- **Quoted passage**:
Rapid Keyword Extraction (RAKE) Algorithm in Natural Language Processing
1. Rapid Automatic Keyword Extraction(RAKE) is a Domain-Independent keyword extraction algorithm in Natural Language Processing.
2. It is an Individual document-oriented dynamic Information retrieval method.
3. Concept of RAKE is built on three matrices Word Degree (deg(w)), Word Frequency (freq(w)), Ratio of the degree to frequency (deg(w)/freq(w)).
In the field of Machine Learning, thanks to ‘No Free Lunch” (NFL), we have multiple options of algorithms to solve a problem. Is it a boon? Unfortunately, it is not. You can not run for the entire buffet menu. While I was working on a project based on NLP, this was precise, what had happened to me. Due to time constraints, I had to find a ready-made algorithm to extract text features from vast unstructured text data. There was no time for me to build an algorithm. So I did my research work, and I was utterly confused with my table’s number of options. Then I stumbled upon an algorithm developed by Stuart Rose et al., Rapid Automatic Keyword Extraction (RAKE). I immediately stop my searching. Now here, my idea is to give you a brief intuition of the algorithm. Folks Interested in learning NLP-based unsupervised learning can find this algorithm very useful.
Feature extraction from Text
While you are analyzing unstructured text, as we found in social media posts and e-commerce feedback, the challenge faced by most of us is how to filter it? Here I am not suggesting data cleaning. Thanks to various libraries like TextBlob in Python Language, this data cleaning part is easier to handle because there is always a structure in unstructured data for domain-specific content. Like in an E-commerce website, while giving feedback on a product, we generally found the pattern of the writing style is the same—spelling mistakes, a Mixture of language use, Unicode character, etc. But the problem arises if you are looking for specific features, like most talked features. Take an example of a Mobile Phone. What can be the most spoken features? ‘Camera,” Screen,” Performance,” Battery life,’ etc. Let’s say you rank them from highest spoken to most minor spoken features. Do you think the ranking of these features always will stay the same? Or say if you have a predefined static feature list, do you think it will serve a purpose? The answer to this is no. To rescue us from this, here comes some ready-made available techniques or algorithms.
Word Frequency, Word Collocations, Co-occurrences, Term frequency-inverse document frequency, Linguistic Approaches, Graph-based Approaches are various unsupervised feature extraction techniques. They have diverse applicability based on your needs and requirements. But for myself during that time, I had discovered a helpful algorithm, RAKE.
Let me discuss Rapid Automatic Keyword Extraction (RAKE) algorithm. First, I will give you the intuition of the algorithm. Then the python code perspective.

- **Written tasks**:
**a.** According to the RAKE passage, who developed the Rapid Automatic Keyword Extraction algorithm?
**b.** Summarize the RAKE passage in two sentences.

(Item position entries)

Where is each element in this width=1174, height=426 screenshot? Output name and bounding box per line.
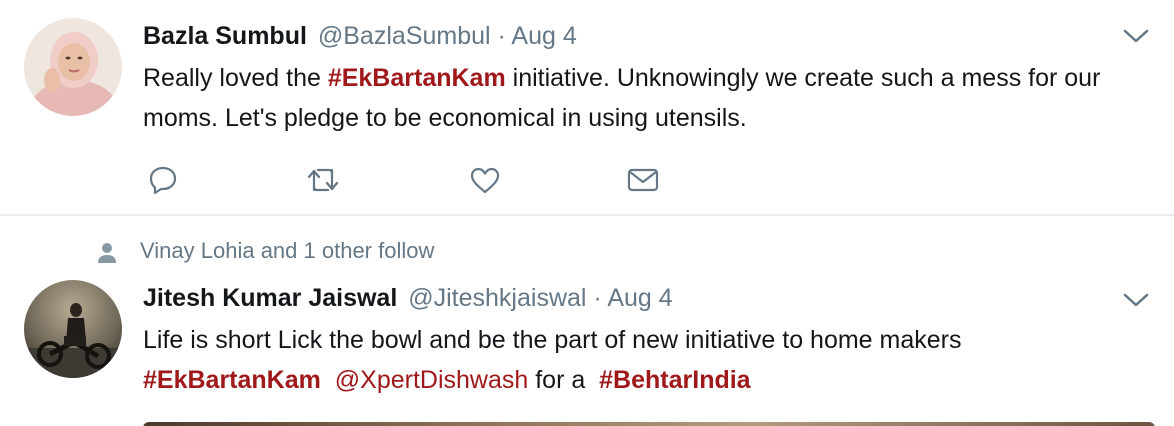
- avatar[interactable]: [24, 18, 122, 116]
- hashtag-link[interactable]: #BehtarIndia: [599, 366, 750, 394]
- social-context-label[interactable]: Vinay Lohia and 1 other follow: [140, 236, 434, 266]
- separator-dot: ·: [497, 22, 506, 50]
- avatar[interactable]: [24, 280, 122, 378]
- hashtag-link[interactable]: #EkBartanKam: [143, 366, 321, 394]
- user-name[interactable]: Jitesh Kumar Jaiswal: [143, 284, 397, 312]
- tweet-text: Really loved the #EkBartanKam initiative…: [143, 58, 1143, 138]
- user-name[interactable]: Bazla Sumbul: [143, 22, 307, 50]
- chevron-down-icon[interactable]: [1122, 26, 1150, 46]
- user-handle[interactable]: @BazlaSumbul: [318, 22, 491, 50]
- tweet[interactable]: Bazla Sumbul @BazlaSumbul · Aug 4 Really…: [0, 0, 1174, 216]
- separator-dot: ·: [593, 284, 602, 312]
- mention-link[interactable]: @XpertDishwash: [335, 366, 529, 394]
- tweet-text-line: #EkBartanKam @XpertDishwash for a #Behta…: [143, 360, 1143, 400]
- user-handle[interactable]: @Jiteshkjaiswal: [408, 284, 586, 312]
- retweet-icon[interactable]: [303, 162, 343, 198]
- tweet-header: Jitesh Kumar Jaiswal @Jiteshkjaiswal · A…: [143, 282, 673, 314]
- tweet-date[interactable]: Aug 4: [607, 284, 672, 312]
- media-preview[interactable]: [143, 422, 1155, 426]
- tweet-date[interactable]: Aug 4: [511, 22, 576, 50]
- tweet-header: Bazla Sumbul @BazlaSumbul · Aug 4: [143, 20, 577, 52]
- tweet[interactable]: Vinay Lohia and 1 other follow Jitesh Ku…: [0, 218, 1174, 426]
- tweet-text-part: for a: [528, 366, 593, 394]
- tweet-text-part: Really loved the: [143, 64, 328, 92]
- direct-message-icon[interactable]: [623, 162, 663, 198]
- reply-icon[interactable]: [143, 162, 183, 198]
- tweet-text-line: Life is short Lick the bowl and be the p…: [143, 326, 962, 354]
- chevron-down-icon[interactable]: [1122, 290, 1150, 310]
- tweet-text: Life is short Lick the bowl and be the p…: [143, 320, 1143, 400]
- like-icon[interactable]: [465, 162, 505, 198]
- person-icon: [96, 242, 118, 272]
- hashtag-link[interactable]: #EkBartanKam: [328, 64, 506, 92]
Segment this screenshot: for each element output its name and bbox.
--
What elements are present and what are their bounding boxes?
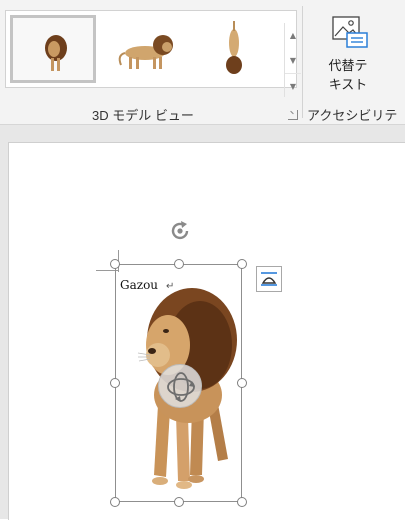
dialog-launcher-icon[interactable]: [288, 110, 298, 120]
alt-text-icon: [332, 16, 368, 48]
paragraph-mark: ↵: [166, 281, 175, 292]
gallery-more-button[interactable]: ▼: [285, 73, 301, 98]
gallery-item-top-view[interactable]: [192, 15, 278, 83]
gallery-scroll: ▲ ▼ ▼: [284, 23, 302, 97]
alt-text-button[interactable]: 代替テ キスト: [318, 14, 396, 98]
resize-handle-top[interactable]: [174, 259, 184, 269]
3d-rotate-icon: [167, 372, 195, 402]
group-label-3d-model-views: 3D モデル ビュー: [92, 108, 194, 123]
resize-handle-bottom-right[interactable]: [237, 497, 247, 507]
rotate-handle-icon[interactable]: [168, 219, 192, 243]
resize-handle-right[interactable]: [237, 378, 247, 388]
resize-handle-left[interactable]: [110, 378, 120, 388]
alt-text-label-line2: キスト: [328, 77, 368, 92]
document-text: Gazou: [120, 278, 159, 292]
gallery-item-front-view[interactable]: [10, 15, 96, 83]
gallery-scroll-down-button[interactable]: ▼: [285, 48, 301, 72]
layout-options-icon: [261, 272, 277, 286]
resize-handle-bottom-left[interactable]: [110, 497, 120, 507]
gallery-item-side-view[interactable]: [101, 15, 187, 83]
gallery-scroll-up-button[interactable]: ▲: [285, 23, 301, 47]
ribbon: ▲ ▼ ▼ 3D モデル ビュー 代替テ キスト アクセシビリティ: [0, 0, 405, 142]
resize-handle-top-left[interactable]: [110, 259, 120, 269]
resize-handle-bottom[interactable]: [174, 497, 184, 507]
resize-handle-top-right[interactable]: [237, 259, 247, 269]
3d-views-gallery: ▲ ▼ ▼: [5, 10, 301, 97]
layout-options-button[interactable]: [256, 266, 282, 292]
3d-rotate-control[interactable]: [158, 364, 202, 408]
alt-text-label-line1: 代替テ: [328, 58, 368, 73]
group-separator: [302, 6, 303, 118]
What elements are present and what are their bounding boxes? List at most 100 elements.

- **Responses**:
**a.** Stuart Rose et al.

**b.** Rapid Automatic Keyword Extraction (RAKE) is a domain-independent keyword extraction algorithm that works on individual documents and builds on word degree, word frequency, and the ratio of degree to frequency. Needing a ready-made way to pull features from large amounts of unstructured text under time pressure, the writer chose RAKE over other unsupervised techniques and plans to explain its intuition and then its Python code.